SET PROBLEM - Collect all lines from the listing that include the string "name".

STORED DATA -
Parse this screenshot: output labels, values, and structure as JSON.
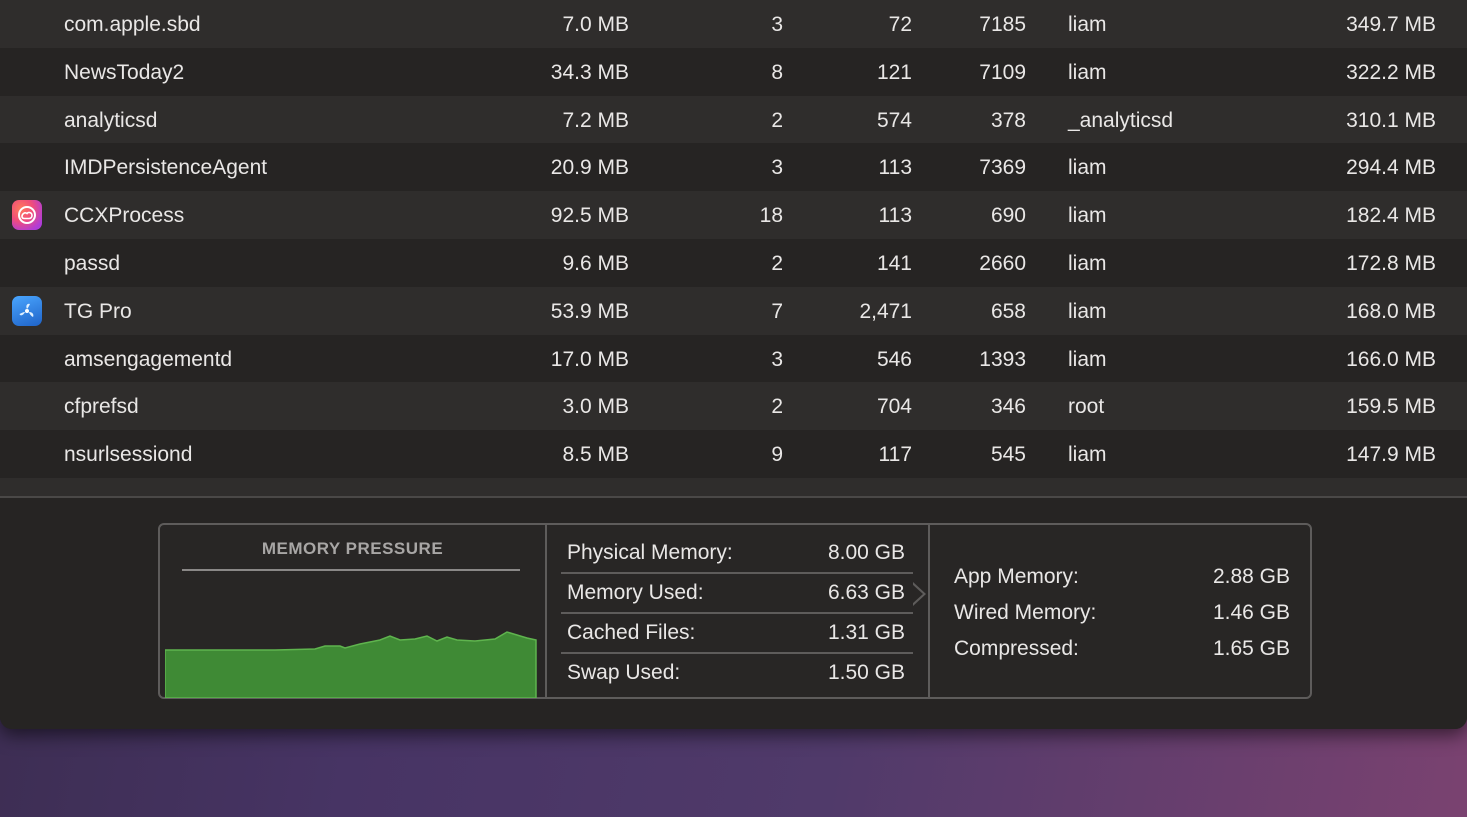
{
  "processes": [
    {
      "name": "com.apple.sbd",
      "memory": "7.0 MB",
      "threads": "3",
      "ports": "72",
      "pid": "7185",
      "user": "liam",
      "size": "349.7 MB",
      "icon": ""
    },
    {
      "name": "NewsToday2",
      "memory": "34.3 MB",
      "threads": "8",
      "ports": "121",
      "pid": "7109",
      "user": "liam",
      "size": "322.2 MB",
      "icon": ""
    },
    {
      "name": "analyticsd",
      "memory": "7.2 MB",
      "threads": "2",
      "ports": "574",
      "pid": "378",
      "user": "_analyticsd",
      "size": "310.1 MB",
      "icon": ""
    },
    {
      "name": "IMDPersistenceAgent",
      "memory": "20.9 MB",
      "threads": "3",
      "ports": "113",
      "pid": "7369",
      "user": "liam",
      "size": "294.4 MB",
      "icon": ""
    },
    {
      "name": "CCXProcess",
      "memory": "92.5 MB",
      "threads": "18",
      "ports": "113",
      "pid": "690",
      "user": "liam",
      "size": "182.4 MB",
      "icon": "creative-cloud-icon"
    },
    {
      "name": "passd",
      "memory": "9.6 MB",
      "threads": "2",
      "ports": "141",
      "pid": "2660",
      "user": "liam",
      "size": "172.8 MB",
      "icon": ""
    },
    {
      "name": "TG Pro",
      "memory": "53.9 MB",
      "threads": "7",
      "ports": "2,471",
      "pid": "658",
      "user": "liam",
      "size": "168.0 MB",
      "icon": "tg-pro-icon"
    },
    {
      "name": "amsengagementd",
      "memory": "17.0 MB",
      "threads": "3",
      "ports": "546",
      "pid": "1393",
      "user": "liam",
      "size": "166.0 MB",
      "icon": ""
    },
    {
      "name": "cfprefsd",
      "memory": "3.0 MB",
      "threads": "2",
      "ports": "704",
      "pid": "346",
      "user": "root",
      "size": "159.5 MB",
      "icon": ""
    },
    {
      "name": "nsurlsessiond",
      "memory": "8.5 MB",
      "threads": "9",
      "ports": "117",
      "pid": "545",
      "user": "liam",
      "size": "147.9 MB",
      "icon": ""
    }
  ],
  "memory_pressure": {
    "title": "MEMORY PRESSURE",
    "color": "#3f8a35"
  },
  "stats_primary": [
    {
      "label": "Physical Memory:",
      "value": "8.00 GB"
    },
    {
      "label": "Memory Used:",
      "value": "6.63 GB"
    },
    {
      "label": "Cached Files:",
      "value": "1.31 GB"
    },
    {
      "label": "Swap Used:",
      "value": "1.50 GB"
    }
  ],
  "stats_breakdown": [
    {
      "label": "App Memory:",
      "value": "2.88 GB"
    },
    {
      "label": "Wired Memory:",
      "value": "1.46 GB"
    },
    {
      "label": "Compressed:",
      "value": "1.65 GB"
    }
  ]
}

THE ANSWER -
      "name": "com.apple.sbd",
      "name": "NewsToday2",
      "name": "analyticsd",
      "name": "IMDPersistenceAgent",
      "name": "CCXProcess",
      "name": "passd",
      "name": "TG Pro",
      "name": "amsengagementd",
      "name": "cfprefsd",
      "name": "nsurlsessiond",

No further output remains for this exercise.